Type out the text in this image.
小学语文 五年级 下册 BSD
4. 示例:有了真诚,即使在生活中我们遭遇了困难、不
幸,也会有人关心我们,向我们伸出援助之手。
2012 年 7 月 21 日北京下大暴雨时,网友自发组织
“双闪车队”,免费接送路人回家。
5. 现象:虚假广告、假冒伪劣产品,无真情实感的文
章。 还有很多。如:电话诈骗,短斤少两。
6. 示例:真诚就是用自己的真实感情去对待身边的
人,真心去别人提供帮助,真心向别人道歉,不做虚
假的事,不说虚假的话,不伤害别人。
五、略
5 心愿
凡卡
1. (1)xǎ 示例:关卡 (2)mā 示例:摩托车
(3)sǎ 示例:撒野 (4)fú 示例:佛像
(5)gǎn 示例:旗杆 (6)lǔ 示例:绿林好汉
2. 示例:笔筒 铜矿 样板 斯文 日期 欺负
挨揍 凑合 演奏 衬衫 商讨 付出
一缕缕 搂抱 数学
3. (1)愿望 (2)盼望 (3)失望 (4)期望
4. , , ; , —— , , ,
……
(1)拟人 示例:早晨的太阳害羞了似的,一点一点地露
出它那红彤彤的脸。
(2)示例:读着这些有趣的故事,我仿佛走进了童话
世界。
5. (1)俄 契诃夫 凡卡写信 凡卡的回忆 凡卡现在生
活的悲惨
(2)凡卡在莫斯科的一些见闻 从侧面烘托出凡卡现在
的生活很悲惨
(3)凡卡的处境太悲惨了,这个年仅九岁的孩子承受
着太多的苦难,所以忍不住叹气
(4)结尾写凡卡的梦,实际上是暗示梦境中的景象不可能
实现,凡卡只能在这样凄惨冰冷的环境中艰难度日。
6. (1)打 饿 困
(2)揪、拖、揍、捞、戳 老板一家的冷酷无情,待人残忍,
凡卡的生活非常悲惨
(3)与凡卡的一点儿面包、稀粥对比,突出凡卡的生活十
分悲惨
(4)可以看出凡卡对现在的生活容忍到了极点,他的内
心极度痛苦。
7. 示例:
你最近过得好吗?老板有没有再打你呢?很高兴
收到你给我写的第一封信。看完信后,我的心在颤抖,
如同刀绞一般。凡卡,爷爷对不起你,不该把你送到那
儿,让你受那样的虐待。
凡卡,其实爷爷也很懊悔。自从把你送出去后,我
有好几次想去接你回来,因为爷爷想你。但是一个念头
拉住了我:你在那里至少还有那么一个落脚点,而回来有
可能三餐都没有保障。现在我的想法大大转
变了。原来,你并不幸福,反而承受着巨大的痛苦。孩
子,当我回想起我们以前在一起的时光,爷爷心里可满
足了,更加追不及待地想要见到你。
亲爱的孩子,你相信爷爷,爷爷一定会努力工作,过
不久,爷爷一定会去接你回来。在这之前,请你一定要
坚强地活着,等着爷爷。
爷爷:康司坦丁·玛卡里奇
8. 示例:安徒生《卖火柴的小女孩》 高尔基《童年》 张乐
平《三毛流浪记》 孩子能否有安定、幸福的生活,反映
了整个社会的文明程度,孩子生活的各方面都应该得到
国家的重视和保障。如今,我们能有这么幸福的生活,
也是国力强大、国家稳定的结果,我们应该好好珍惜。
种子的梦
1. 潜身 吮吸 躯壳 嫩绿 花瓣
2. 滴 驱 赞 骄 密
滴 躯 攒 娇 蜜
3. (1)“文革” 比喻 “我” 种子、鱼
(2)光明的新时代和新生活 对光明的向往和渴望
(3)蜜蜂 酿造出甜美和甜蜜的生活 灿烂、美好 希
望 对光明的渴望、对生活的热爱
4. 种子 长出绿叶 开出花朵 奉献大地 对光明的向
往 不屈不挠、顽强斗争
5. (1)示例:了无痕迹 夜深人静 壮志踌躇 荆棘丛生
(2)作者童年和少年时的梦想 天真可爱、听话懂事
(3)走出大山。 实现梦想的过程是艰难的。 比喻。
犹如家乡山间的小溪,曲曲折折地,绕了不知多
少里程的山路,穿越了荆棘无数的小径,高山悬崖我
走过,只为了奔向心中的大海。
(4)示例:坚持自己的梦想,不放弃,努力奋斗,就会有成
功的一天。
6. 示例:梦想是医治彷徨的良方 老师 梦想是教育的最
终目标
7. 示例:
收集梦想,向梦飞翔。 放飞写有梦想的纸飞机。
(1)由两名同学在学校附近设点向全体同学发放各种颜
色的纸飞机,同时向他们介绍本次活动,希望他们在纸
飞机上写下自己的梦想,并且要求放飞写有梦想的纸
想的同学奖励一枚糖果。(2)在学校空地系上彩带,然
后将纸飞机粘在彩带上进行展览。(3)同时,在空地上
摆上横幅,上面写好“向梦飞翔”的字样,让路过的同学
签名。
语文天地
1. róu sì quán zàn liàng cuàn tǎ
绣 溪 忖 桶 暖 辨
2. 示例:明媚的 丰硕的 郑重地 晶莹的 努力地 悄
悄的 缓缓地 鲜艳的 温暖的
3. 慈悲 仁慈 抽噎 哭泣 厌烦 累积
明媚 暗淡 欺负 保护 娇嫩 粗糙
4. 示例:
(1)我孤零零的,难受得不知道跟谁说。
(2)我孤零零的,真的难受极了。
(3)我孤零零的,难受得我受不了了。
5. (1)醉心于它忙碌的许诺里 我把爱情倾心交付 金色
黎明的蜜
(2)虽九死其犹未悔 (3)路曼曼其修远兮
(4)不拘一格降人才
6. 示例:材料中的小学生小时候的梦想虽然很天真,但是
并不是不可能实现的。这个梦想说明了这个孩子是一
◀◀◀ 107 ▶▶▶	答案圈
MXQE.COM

★ ★ ★ ★

▶ [Written request]:
Search the records above for the string "向梦飞翔". Copy every line that contains it.

▶ [Finished task]:
收集梦想,向梦飞翔。 放飞写有梦想的纸飞机。
摆上横幅,上面写好“向梦飞翔”的字样,让路过的同学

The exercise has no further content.